Problem statement
Reproduce every line of the data below verbatim, in the original order, without adding, omitting, or altering anything.

begin

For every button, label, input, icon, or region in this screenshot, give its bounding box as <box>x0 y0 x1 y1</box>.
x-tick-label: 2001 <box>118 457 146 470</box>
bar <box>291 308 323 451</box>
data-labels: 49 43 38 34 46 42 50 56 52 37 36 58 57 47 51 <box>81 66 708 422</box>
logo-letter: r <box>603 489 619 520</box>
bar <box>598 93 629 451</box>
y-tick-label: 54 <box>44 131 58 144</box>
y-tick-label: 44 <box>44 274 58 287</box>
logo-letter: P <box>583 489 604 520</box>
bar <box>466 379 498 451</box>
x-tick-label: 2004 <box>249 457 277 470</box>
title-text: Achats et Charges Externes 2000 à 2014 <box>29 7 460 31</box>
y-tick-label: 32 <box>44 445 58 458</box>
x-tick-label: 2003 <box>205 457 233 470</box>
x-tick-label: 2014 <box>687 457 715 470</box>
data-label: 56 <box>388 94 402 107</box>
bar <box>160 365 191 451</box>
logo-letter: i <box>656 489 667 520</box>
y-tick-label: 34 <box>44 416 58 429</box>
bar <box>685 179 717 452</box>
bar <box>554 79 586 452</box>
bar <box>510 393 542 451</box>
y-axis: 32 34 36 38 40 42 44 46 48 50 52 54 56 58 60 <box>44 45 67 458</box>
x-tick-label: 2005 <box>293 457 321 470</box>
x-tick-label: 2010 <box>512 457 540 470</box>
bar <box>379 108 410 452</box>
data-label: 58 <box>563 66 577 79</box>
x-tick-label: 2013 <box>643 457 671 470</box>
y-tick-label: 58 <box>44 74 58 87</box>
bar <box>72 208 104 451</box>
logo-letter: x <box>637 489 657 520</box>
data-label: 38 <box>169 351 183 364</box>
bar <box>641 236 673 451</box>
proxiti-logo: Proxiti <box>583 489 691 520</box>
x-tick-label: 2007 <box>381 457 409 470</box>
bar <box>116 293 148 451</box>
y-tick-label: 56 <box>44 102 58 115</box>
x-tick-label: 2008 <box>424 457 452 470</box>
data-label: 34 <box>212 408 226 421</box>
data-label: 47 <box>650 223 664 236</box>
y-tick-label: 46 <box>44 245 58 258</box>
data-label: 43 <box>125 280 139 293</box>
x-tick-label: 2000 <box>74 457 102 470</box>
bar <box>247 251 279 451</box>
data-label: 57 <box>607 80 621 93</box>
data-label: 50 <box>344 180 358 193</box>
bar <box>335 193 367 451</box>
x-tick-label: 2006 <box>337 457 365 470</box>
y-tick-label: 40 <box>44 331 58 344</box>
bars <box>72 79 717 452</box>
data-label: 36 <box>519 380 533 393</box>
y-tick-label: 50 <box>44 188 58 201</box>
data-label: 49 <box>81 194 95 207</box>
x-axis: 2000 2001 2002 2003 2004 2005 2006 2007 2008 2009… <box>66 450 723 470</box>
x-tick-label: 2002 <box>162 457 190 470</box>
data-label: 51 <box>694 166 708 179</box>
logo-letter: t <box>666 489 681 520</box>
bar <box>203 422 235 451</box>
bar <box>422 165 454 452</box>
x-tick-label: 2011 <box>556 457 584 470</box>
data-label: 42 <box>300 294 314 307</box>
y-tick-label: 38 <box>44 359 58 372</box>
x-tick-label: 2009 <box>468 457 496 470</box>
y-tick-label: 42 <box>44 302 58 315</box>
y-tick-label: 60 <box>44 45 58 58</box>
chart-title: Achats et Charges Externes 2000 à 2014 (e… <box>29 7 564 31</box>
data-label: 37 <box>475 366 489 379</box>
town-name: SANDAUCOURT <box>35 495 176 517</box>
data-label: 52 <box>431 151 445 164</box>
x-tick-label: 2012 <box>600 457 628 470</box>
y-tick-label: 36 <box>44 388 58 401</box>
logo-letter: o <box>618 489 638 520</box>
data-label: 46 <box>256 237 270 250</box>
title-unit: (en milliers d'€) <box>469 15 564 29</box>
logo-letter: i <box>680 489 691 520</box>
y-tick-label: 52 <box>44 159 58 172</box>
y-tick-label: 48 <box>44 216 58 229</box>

end

Answer below
For every button, label, input, icon, or region in this screenshot, give its bounding box as <box>x0 y0 x1 y1</box>.
x-tick-label: 2001 <box>118 457 146 470</box>
bar <box>291 308 323 451</box>
data-labels: 49 43 38 34 46 42 50 56 52 37 36 58 57 47 51 <box>81 66 708 422</box>
logo-letter: r <box>603 489 619 520</box>
bar <box>598 93 629 451</box>
y-tick-label: 54 <box>44 131 58 144</box>
y-tick-label: 44 <box>44 274 58 287</box>
logo-letter: P <box>583 489 604 520</box>
bar <box>466 379 498 451</box>
x-tick-label: 2004 <box>249 457 277 470</box>
title-text: Achats et Charges Externes 2000 à 2014 <box>29 7 460 31</box>
y-tick-label: 32 <box>44 445 58 458</box>
x-tick-label: 2003 <box>205 457 233 470</box>
x-tick-label: 2014 <box>687 457 715 470</box>
data-label: 56 <box>388 94 402 107</box>
bar <box>160 365 191 451</box>
logo-letter: i <box>656 489 667 520</box>
y-tick-label: 34 <box>44 416 58 429</box>
bar <box>685 179 717 452</box>
bar <box>554 79 586 452</box>
bar <box>510 393 542 451</box>
y-axis: 32 34 36 38 40 42 44 46 48 50 52 54 56 58 60 <box>44 45 67 458</box>
x-tick-label: 2005 <box>293 457 321 470</box>
x-tick-label: 2010 <box>512 457 540 470</box>
bar <box>379 108 410 452</box>
data-label: 58 <box>563 66 577 79</box>
x-tick-label: 2013 <box>643 457 671 470</box>
y-tick-label: 58 <box>44 74 58 87</box>
bar <box>72 208 104 451</box>
logo-letter: x <box>637 489 657 520</box>
data-label: 38 <box>169 351 183 364</box>
bar <box>641 236 673 451</box>
proxiti-logo: Proxiti <box>583 489 691 520</box>
x-tick-label: 2007 <box>381 457 409 470</box>
bar <box>116 293 148 451</box>
y-tick-label: 56 <box>44 102 58 115</box>
x-tick-label: 2008 <box>424 457 452 470</box>
data-label: 34 <box>212 408 226 421</box>
data-label: 47 <box>650 223 664 236</box>
y-tick-label: 46 <box>44 245 58 258</box>
data-label: 43 <box>125 280 139 293</box>
x-tick-label: 2000 <box>74 457 102 470</box>
bar <box>247 251 279 451</box>
data-label: 57 <box>607 80 621 93</box>
data-label: 50 <box>344 180 358 193</box>
bar <box>335 193 367 451</box>
x-tick-label: 2006 <box>337 457 365 470</box>
y-tick-label: 40 <box>44 331 58 344</box>
bars <box>72 79 717 452</box>
data-label: 36 <box>519 380 533 393</box>
y-tick-label: 50 <box>44 188 58 201</box>
data-label: 49 <box>81 194 95 207</box>
x-axis: 2000 2001 2002 2003 2004 2005 2006 2007 2008 2009… <box>66 450 723 470</box>
x-tick-label: 2002 <box>162 457 190 470</box>
data-label: 51 <box>694 166 708 179</box>
logo-letter: t <box>666 489 681 520</box>
bar <box>203 422 235 451</box>
bar <box>422 165 454 452</box>
x-tick-label: 2011 <box>556 457 584 470</box>
data-label: 42 <box>300 294 314 307</box>
y-tick-label: 38 <box>44 359 58 372</box>
x-tick-label: 2009 <box>468 457 496 470</box>
y-tick-label: 42 <box>44 302 58 315</box>
y-tick-label: 60 <box>44 45 58 58</box>
chart-title: Achats et Charges Externes 2000 à 2014 (e… <box>29 7 564 31</box>
data-label: 37 <box>475 366 489 379</box>
town-name: SANDAUCOURT <box>35 495 176 517</box>
data-label: 52 <box>431 151 445 164</box>
x-tick-label: 2012 <box>600 457 628 470</box>
y-tick-label: 36 <box>44 388 58 401</box>
logo-letter: o <box>618 489 638 520</box>
data-label: 46 <box>256 237 270 250</box>
title-unit: (en milliers d'€) <box>469 15 564 29</box>
logo-letter: i <box>680 489 691 520</box>
y-tick-label: 52 <box>44 159 58 172</box>
y-tick-label: 48 <box>44 216 58 229</box>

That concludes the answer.